# [Task brief]
Will you write out all the entries below exactly?

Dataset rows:
---
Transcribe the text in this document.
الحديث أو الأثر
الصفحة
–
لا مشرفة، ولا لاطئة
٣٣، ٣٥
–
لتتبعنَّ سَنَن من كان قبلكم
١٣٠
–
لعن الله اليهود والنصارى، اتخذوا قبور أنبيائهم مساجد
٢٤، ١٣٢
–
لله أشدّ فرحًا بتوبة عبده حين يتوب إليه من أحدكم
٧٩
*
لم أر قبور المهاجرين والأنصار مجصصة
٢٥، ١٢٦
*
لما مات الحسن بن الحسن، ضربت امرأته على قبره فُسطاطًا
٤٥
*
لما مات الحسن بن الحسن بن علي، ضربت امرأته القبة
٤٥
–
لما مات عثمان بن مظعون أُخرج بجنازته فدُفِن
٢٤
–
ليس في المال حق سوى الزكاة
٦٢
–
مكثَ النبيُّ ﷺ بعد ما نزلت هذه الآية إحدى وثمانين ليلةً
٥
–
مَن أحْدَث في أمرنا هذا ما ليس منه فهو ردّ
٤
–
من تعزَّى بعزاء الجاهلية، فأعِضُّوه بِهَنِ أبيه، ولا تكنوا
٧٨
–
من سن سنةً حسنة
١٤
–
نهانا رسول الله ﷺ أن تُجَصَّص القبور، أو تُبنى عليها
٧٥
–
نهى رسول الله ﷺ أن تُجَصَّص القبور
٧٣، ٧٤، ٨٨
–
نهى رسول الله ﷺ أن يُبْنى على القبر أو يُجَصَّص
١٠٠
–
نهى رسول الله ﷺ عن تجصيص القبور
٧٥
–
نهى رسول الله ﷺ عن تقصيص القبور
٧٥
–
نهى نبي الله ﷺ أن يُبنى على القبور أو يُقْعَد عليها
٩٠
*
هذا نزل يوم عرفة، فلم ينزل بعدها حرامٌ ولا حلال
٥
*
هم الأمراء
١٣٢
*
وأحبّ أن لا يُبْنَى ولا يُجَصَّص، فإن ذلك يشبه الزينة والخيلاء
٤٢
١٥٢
---
# [Reply]
Transcribe the text in this document.
الحديث أو الأثر
الصفحة
–
لا مشرفة، ولا لاطئة
٣٣، ٣٥
–
لتتبعنَّ سَنَن من كان قبلكم
١٣٠
–
لعن الله اليهود والنصارى، اتخذوا قبور أنبيائهم مساجد
٢٤، ١٣٢
–
لله أشدّ فرحًا بتوبة عبده حين يتوب إليه من أحدكم
٧٩
*
لم أر قبور المهاجرين والأنصار مجصصة
٢٥، ١٢٦
*
لما مات الحسن بن الحسن، ضربت امرأته على قبره فُسطاطًا
٤٥
*
لما مات الحسن بن الحسن بن علي، ضربت امرأته القبة
٤٥
–
لما مات عثمان بن مظعون أُخرج بجنازته فدُفِن
٢٤
–
ليس في المال حق سوى الزكاة
٦٢
–
مكثَ النبيُّ ﷺ بعد ما نزلت هذه الآية إحدى وثمانين ليلةً
٥
–
مَن أحْدَث في أمرنا هذا ما ليس منه فهو ردّ
٤
–
من تعزَّى بعزاء الجاهلية، فأعِضُّوه بِهَنِ أبيه، ولا تكنوا
٧٨
–
من سن سنةً حسنة
١٤
–
نهانا رسول الله ﷺ أن تُجَصَّص القبور، أو تُبنى عليها
٧٥
–
نهى رسول الله ﷺ أن تُجَصَّص القبور
٧٣، ٧٤، ٨٨
–
نهى رسول الله ﷺ أن يُبْنى على القبر أو يُجَصَّص
١٠٠
–
نهى رسول الله ﷺ عن تجصيص القبور
٧٥
–
نهى رسول الله ﷺ عن تقصيص القبور
٧٥
–
نهى نبي الله ﷺ أن يُبنى على القبور أو يُقْعَد عليها
٩٠
*
هذا نزل يوم عرفة، فلم ينزل بعدها حرامٌ ولا حلال
٥
*
هم الأمراء
١٣٢
*
وأحبّ أن لا يُبْنَى ولا يُجَصَّص، فإن ذلك يشبه الزينة والخيلاء
٤٢
١٥٢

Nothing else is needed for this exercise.